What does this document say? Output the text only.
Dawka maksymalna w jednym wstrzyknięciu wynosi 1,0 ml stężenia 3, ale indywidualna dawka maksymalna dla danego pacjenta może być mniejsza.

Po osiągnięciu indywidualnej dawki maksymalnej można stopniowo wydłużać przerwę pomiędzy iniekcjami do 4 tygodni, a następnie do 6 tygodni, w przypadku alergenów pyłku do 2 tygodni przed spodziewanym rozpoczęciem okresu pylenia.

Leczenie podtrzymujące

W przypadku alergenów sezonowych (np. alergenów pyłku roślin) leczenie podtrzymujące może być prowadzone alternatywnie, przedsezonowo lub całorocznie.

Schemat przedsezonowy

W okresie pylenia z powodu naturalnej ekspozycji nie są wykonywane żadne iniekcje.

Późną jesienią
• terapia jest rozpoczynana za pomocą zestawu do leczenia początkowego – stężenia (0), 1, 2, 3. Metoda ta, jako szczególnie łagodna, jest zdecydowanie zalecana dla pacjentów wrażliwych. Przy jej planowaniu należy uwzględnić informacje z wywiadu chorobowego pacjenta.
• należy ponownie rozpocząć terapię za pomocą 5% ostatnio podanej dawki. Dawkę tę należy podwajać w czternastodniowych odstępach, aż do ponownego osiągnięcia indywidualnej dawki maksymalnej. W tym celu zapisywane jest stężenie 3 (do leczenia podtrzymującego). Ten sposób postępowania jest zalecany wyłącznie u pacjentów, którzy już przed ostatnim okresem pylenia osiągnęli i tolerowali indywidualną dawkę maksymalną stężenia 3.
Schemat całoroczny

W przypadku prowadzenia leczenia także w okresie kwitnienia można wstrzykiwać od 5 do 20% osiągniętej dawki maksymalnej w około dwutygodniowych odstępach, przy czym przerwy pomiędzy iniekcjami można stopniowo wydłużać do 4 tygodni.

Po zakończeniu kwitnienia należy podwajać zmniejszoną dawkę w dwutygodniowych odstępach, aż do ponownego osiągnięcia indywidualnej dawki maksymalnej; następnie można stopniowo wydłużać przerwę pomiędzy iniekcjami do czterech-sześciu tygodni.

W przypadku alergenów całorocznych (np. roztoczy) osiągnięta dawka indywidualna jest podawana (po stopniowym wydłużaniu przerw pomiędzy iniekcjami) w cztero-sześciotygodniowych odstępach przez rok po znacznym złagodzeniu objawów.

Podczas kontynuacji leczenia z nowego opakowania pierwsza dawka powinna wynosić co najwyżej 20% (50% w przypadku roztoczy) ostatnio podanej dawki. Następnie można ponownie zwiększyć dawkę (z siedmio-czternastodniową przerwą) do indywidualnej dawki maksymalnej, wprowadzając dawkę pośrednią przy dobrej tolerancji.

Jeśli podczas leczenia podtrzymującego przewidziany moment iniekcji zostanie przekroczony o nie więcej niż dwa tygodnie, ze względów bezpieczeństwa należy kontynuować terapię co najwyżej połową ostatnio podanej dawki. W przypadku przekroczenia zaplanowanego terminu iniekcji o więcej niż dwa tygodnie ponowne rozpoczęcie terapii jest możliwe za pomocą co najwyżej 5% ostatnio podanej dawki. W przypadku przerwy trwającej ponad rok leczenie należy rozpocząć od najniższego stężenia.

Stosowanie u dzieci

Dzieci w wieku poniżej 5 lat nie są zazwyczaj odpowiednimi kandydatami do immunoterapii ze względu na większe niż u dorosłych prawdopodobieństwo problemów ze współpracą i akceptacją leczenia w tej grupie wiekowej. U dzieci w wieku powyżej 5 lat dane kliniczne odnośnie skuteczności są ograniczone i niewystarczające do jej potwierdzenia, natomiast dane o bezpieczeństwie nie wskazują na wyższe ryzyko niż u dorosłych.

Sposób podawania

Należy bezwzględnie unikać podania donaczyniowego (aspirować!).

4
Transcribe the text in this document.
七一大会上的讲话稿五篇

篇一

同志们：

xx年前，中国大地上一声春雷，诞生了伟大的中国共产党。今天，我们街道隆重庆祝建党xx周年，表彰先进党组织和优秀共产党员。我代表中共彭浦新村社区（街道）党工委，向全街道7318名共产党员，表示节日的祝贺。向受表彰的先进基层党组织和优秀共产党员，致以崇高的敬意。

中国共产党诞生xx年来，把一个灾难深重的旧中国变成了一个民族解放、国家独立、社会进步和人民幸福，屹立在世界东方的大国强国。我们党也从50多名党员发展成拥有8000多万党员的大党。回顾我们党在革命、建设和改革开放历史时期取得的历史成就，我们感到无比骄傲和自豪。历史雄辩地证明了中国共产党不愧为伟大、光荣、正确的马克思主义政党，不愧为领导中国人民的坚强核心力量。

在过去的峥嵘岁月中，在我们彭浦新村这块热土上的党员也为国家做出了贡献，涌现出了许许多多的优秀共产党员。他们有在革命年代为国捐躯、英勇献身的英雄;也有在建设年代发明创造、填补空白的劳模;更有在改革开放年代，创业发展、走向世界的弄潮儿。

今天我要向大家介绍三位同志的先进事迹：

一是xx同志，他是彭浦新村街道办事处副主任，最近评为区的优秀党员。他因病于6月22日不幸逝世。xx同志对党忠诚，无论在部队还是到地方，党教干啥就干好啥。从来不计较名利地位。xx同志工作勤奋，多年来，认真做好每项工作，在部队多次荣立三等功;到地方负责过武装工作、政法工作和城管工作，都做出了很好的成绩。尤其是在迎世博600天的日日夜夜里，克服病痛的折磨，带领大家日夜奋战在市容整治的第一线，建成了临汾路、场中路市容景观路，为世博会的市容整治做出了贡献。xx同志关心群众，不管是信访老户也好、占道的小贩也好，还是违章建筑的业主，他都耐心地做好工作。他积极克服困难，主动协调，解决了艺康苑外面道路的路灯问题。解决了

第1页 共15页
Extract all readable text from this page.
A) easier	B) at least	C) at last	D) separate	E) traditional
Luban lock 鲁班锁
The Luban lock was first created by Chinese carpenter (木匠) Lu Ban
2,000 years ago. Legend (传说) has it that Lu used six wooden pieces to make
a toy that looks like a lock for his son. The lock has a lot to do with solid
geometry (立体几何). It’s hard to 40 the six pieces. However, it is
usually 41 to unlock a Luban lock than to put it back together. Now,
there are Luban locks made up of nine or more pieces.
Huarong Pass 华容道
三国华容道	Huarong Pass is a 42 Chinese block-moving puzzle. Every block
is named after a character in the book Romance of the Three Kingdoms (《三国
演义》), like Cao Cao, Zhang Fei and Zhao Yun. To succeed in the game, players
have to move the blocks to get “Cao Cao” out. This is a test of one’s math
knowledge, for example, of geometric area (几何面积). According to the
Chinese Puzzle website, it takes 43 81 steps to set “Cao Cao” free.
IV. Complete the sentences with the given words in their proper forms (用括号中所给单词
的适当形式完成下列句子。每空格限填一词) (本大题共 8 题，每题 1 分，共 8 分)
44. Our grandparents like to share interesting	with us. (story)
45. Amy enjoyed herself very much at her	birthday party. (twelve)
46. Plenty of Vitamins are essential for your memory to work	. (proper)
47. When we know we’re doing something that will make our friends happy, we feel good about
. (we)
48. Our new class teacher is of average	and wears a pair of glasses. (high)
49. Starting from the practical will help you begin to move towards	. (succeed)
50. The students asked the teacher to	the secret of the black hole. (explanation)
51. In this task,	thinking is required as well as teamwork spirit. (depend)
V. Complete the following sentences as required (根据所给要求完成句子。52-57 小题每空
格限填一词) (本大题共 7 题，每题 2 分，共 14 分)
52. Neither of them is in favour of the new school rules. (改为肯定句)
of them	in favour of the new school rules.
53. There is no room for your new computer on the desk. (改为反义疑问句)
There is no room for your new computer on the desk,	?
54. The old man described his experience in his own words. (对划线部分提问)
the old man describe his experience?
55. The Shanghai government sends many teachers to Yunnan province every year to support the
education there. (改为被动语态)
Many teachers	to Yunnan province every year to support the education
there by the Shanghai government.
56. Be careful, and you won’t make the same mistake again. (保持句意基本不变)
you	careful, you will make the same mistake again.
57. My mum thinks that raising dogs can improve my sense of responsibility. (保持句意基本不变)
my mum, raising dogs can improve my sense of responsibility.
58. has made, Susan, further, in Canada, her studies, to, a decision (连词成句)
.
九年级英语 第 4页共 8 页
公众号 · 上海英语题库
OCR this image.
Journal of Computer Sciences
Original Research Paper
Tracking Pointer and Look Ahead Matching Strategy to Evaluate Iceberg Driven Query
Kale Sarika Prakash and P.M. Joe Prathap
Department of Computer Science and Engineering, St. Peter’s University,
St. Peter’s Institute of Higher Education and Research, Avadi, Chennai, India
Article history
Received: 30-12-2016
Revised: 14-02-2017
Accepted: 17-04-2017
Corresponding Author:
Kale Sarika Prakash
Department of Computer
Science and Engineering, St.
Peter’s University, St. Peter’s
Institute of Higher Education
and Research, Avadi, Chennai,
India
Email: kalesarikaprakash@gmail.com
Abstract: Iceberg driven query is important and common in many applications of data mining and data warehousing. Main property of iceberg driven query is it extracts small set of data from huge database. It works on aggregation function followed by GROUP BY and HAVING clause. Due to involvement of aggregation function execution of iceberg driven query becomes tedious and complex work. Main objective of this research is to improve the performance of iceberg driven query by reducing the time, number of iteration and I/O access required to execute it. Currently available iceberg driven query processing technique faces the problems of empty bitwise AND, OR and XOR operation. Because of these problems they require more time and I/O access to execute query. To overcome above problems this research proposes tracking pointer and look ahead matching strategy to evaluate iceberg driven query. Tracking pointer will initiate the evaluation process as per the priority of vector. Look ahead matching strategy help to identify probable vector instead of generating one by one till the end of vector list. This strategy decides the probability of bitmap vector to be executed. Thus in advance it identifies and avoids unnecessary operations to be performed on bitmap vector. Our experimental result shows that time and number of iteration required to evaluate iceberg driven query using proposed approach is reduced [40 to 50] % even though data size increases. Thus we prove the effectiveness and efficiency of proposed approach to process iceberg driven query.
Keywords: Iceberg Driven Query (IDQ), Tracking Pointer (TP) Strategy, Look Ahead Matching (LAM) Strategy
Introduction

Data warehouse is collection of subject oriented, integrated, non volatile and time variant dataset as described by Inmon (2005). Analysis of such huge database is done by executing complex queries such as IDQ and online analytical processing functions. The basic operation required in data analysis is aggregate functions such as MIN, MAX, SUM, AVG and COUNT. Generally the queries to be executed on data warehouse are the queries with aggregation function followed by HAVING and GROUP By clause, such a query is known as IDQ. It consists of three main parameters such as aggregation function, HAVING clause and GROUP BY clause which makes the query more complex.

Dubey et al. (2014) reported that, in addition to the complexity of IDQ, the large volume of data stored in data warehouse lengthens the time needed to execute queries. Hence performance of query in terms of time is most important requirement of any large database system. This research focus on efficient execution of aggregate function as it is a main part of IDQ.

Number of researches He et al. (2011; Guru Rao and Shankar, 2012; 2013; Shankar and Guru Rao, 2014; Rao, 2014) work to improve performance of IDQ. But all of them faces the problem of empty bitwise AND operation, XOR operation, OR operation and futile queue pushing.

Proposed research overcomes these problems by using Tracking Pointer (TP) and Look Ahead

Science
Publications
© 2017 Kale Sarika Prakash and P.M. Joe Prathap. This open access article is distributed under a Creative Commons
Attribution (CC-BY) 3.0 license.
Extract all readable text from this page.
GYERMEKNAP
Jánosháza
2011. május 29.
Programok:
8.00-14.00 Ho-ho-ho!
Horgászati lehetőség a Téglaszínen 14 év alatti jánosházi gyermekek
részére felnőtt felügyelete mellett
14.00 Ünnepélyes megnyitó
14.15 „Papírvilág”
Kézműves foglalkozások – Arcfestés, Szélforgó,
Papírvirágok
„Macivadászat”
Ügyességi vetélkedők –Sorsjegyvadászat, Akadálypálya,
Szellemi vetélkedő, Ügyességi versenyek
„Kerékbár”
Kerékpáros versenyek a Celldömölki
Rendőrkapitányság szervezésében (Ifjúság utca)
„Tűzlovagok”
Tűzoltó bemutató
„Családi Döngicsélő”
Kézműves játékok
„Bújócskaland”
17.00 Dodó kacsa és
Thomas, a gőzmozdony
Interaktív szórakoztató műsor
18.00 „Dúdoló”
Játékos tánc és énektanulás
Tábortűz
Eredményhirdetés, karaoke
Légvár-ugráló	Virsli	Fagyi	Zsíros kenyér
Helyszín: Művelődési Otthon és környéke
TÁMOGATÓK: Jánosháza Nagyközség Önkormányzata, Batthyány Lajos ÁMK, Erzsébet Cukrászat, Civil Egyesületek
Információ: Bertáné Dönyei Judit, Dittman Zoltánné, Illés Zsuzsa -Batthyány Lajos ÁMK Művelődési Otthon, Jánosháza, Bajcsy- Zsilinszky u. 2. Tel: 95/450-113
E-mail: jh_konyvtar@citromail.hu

◆ ◆ ◆ ◆ ◆ ◆ ◆

TASK OBJECTIVE: Gather every line containing the word "versenyek" and copy it.

RESPONSE TO THE TASK:
Szellemi vetélkedő, Ügyességi versenyek
Kerékpáros versenyek a Celldömölki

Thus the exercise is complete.